- **STATED GOAL**: Search the records below for the word "完成下面小题" and show every line where it occurs.

- **RECORDS**:
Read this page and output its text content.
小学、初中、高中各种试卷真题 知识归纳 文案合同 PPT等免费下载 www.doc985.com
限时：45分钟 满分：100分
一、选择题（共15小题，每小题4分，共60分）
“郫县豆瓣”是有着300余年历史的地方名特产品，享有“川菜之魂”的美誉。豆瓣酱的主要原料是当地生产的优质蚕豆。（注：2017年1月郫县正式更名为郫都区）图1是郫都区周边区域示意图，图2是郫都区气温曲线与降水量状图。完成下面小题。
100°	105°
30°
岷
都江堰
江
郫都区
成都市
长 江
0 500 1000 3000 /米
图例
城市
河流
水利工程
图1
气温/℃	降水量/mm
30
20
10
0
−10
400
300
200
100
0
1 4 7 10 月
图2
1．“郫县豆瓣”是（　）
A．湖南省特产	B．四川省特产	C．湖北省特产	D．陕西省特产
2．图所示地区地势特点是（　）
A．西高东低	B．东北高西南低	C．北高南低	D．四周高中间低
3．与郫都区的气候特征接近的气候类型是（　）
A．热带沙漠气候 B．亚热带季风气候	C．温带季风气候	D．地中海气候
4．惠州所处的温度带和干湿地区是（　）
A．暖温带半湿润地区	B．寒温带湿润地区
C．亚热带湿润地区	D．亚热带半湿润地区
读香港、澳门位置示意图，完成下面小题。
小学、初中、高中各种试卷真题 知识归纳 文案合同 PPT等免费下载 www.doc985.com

- **RESULT BELOW**:
“郫县豆瓣”是有着300余年历史的地方名特产品，享有“川菜之魂”的美誉。豆瓣酱的主要原料是当地生产的优质蚕豆。（注：2017年1月郫县正式更名为郫都区）图1是郫都区周边区域示意图，图2是郫都区气温曲线与降水量状图。完成下面小题。
读香港、澳门位置示意图，完成下面小题。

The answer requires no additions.